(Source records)
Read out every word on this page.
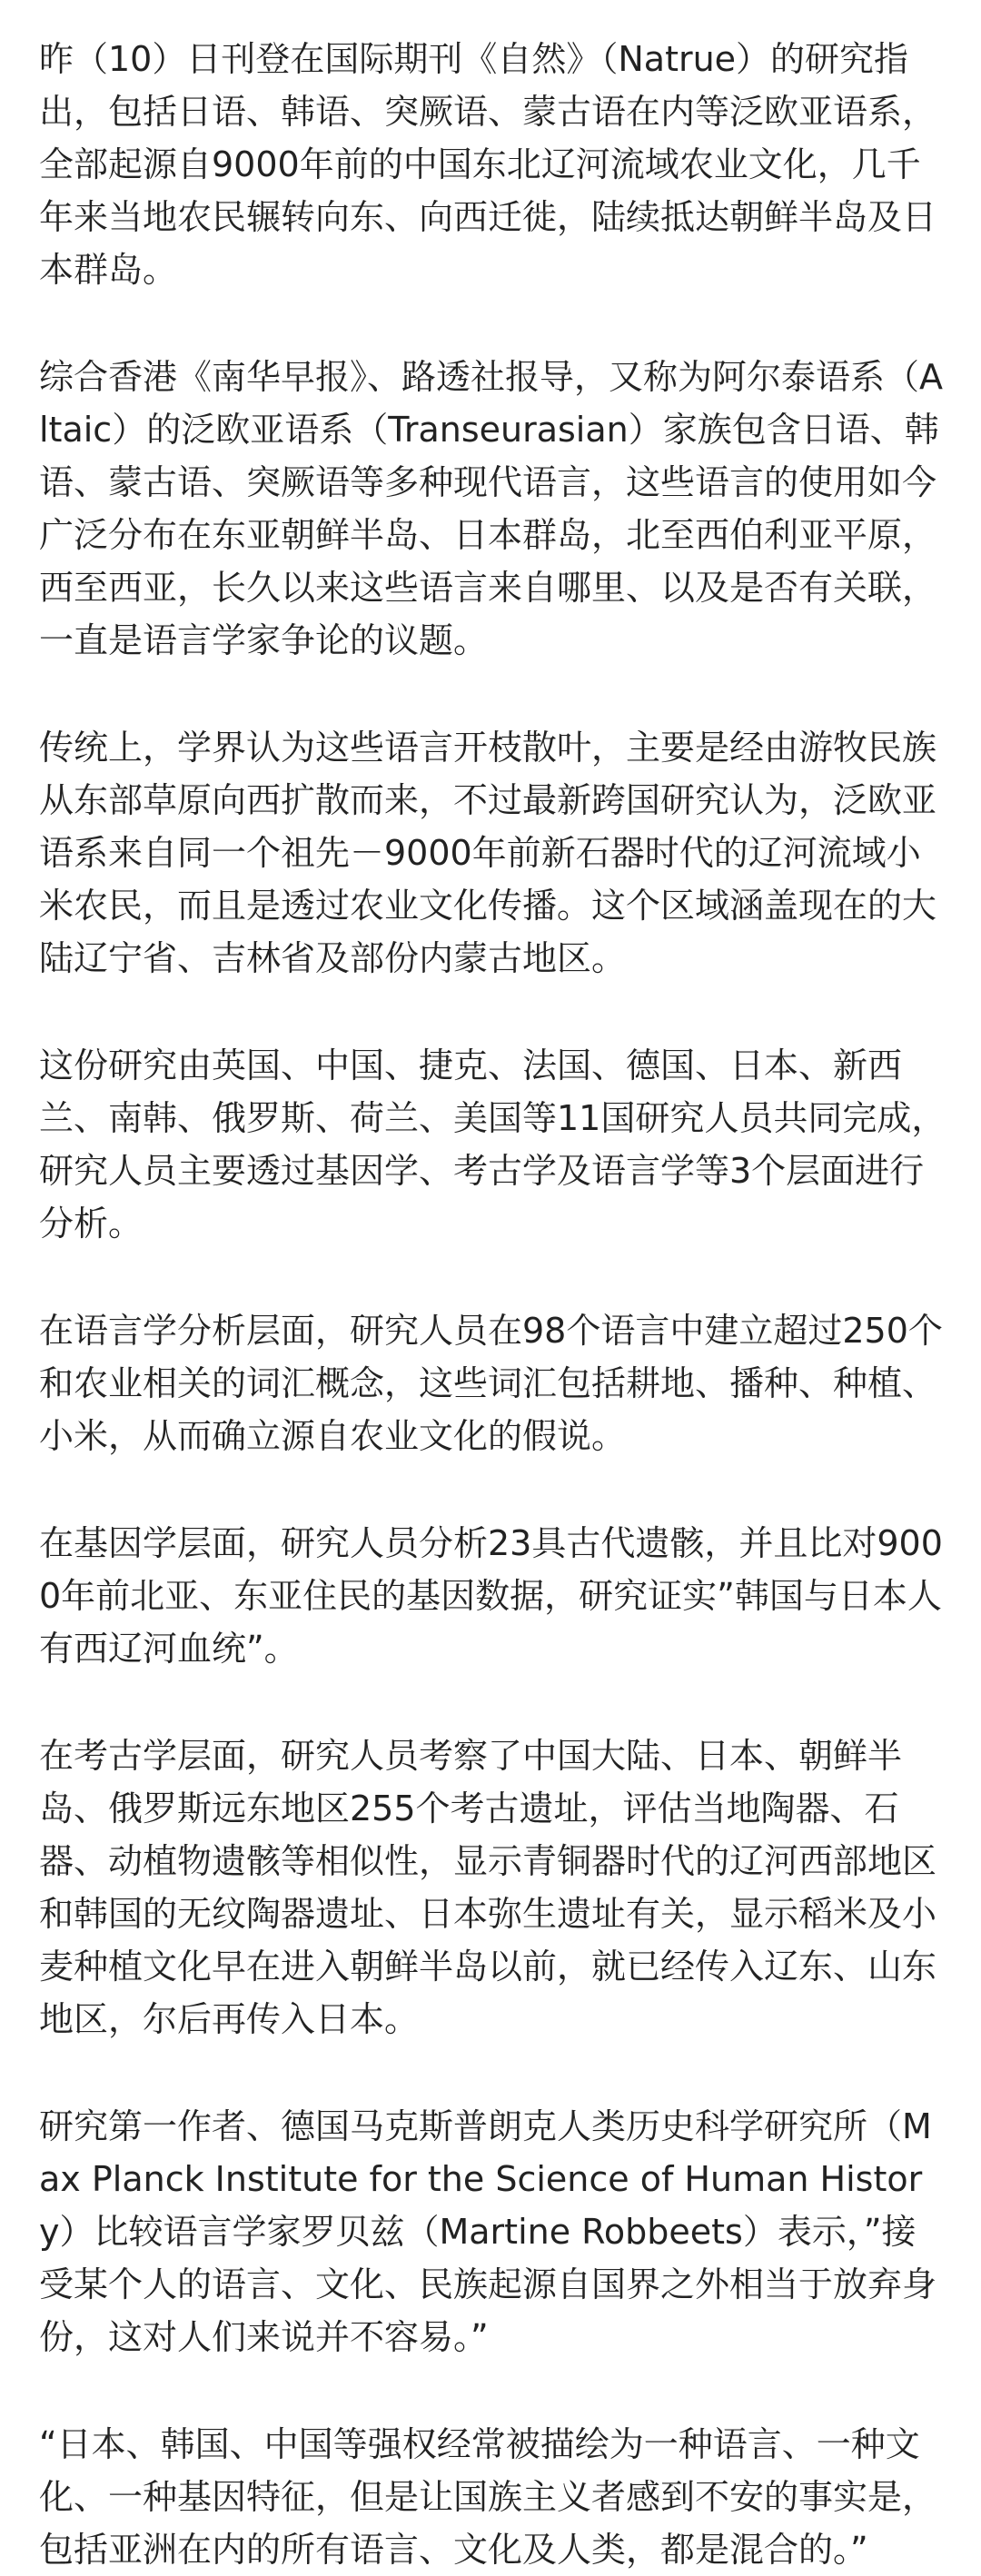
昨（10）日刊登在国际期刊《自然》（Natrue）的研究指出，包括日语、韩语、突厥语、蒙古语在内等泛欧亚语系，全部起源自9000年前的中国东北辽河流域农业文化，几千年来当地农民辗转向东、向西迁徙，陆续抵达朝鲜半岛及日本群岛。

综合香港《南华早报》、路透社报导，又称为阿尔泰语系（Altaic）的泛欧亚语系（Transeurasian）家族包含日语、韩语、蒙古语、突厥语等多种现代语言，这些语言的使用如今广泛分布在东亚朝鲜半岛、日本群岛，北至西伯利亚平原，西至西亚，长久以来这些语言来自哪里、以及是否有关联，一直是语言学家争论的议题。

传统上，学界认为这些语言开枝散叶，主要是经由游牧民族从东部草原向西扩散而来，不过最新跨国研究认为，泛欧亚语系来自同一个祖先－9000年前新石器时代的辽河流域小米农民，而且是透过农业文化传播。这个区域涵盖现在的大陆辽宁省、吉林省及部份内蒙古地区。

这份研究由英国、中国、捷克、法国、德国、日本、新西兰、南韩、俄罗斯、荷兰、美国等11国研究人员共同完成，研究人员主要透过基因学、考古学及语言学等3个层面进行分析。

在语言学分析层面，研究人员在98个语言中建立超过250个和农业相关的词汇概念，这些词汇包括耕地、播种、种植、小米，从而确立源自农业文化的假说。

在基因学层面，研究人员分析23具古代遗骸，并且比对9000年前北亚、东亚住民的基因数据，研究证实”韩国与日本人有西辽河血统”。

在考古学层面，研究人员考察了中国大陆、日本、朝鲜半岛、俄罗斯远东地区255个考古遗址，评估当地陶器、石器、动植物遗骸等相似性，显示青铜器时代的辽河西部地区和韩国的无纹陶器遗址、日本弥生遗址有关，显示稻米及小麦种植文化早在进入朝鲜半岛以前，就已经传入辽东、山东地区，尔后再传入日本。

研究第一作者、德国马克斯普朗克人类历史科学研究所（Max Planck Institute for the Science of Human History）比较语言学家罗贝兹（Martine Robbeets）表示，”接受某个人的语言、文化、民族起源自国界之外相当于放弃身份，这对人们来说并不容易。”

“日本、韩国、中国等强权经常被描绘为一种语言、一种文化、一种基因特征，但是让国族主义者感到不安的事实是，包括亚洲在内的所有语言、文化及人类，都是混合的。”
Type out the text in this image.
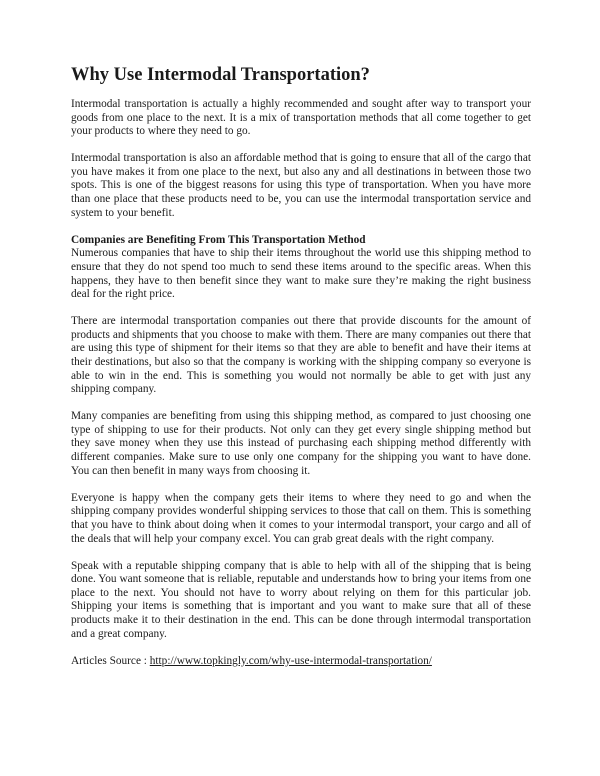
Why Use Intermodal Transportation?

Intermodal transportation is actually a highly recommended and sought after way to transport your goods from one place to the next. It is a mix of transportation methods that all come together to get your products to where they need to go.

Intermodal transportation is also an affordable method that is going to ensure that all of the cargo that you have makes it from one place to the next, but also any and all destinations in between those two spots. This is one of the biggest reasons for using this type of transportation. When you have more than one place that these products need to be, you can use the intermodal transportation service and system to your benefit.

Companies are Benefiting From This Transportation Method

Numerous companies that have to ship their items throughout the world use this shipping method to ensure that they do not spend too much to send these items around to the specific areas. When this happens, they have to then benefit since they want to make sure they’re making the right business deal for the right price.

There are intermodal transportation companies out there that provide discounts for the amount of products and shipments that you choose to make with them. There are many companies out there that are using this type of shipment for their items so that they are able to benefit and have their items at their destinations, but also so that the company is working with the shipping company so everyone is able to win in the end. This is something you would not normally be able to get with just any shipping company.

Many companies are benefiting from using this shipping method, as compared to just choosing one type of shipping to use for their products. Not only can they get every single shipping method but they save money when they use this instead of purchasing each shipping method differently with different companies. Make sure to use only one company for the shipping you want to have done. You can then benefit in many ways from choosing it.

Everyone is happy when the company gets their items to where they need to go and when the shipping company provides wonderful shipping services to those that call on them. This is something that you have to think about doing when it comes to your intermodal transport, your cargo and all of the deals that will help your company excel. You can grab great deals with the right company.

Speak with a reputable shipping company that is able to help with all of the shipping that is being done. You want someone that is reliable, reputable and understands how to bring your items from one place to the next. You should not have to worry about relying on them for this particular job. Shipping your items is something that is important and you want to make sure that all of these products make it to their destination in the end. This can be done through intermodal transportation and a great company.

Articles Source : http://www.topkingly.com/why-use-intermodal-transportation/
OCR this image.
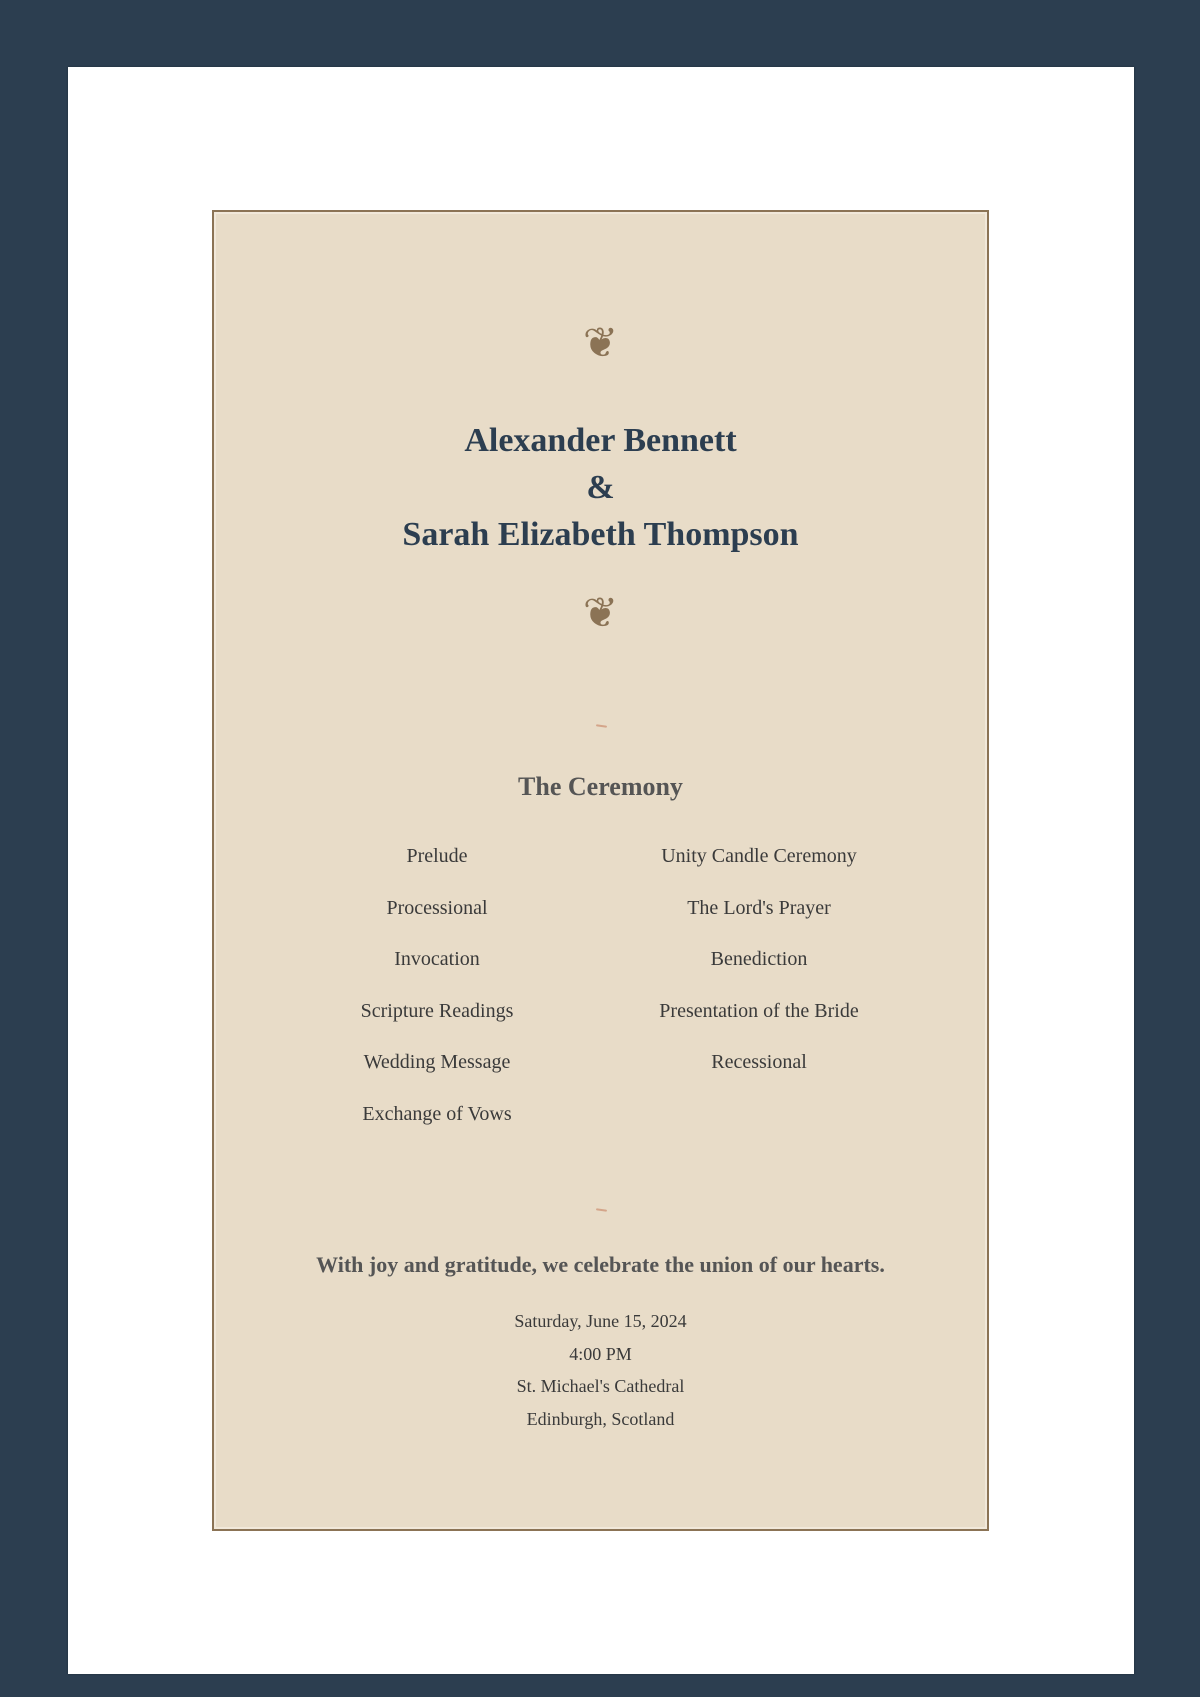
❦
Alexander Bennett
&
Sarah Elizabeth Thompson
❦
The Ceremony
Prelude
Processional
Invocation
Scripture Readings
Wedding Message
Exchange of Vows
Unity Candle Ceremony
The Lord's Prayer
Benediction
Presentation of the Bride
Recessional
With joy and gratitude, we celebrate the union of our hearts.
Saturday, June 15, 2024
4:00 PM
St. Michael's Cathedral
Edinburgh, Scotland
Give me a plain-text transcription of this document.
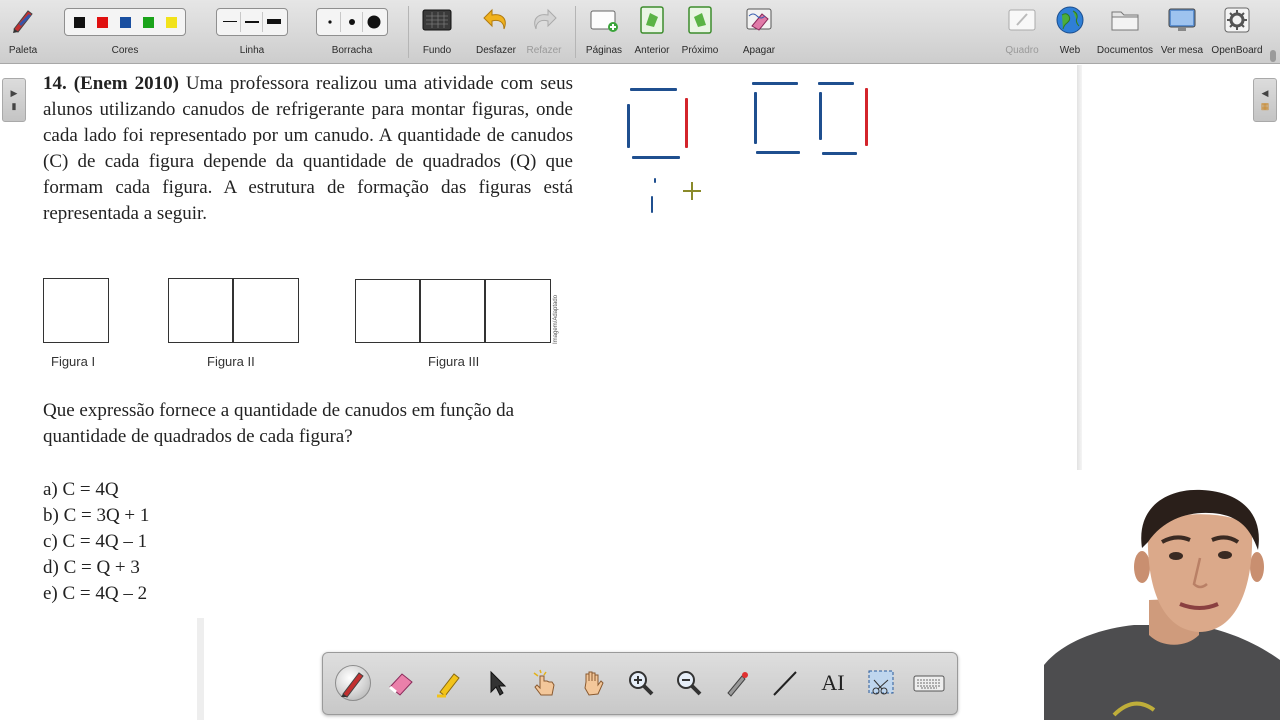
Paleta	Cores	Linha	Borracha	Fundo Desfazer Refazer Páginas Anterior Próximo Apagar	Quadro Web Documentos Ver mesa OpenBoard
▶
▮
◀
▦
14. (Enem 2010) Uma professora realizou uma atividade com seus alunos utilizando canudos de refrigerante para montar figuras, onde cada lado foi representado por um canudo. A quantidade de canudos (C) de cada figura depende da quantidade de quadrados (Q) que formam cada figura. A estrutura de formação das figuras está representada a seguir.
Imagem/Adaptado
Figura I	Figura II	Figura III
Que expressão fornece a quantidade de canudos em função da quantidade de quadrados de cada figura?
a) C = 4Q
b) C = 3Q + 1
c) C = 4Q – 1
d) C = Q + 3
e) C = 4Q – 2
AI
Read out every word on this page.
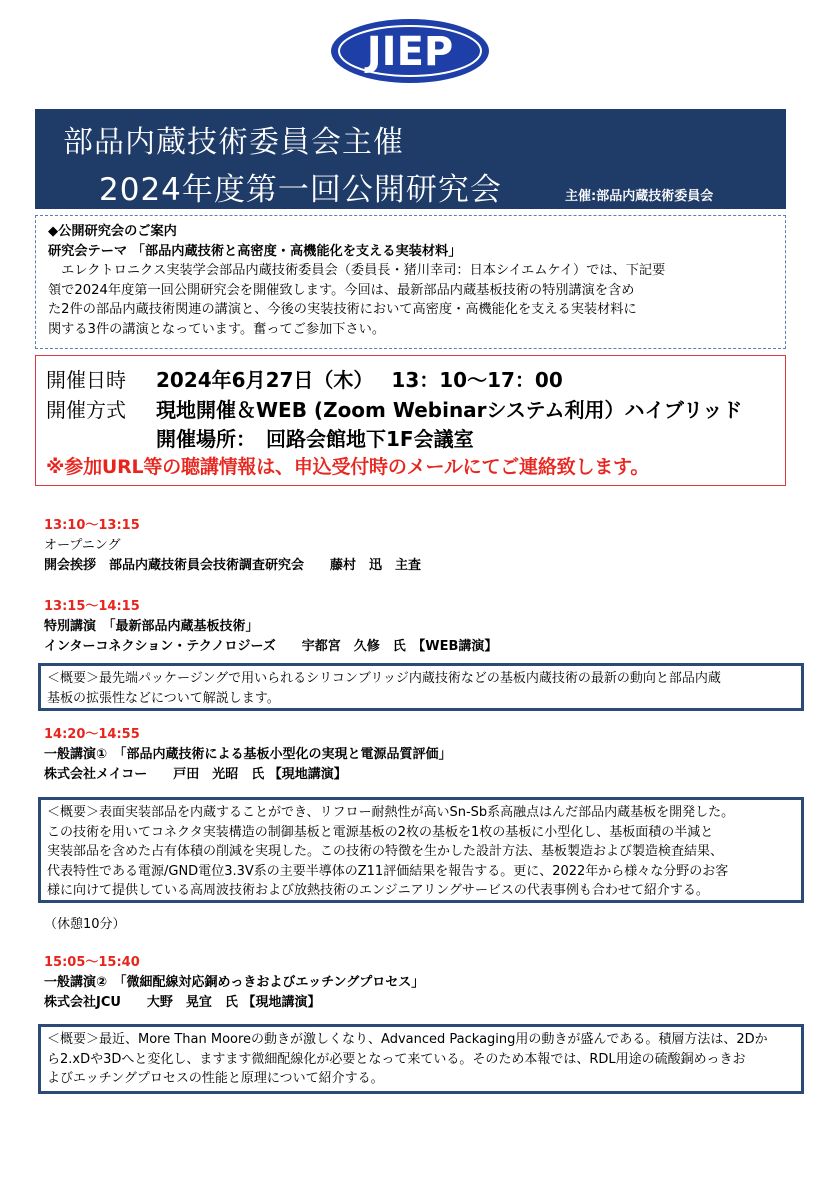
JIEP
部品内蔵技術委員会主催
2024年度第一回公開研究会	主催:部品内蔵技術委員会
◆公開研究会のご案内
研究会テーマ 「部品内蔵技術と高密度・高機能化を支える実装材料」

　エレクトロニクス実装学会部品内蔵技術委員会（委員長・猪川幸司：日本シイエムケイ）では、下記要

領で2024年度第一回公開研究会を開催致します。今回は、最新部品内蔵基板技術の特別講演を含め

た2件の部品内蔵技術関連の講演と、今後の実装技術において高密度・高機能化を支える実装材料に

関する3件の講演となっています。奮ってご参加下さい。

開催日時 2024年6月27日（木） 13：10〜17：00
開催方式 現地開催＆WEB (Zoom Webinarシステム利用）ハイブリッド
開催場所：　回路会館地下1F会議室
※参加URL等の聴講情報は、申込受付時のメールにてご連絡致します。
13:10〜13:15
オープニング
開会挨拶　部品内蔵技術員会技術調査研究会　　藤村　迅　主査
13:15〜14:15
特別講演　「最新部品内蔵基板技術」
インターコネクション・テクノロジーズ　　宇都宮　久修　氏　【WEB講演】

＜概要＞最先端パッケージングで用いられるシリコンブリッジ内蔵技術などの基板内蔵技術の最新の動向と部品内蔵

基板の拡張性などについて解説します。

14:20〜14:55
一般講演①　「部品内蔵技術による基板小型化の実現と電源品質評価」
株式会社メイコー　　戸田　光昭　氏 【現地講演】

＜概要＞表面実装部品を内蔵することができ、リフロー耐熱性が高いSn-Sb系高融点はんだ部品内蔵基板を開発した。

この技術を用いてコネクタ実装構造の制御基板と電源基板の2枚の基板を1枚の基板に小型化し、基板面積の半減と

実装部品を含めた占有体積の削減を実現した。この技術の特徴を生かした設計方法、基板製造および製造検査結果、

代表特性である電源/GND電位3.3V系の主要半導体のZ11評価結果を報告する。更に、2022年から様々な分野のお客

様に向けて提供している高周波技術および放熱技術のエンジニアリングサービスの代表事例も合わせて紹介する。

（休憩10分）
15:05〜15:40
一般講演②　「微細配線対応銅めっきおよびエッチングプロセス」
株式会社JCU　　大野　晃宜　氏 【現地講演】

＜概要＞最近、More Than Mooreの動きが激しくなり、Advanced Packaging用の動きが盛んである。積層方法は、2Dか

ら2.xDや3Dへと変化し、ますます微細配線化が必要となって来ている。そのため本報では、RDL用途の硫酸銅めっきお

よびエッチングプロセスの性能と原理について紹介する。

- [What needs to be done]: Copy out every line of the data that includes "現地講演".

- [Response]:
株式会社メイコー　　戸田　光昭　氏 【現地講演】
株式会社JCU　　大野　晃宜　氏 【現地講演】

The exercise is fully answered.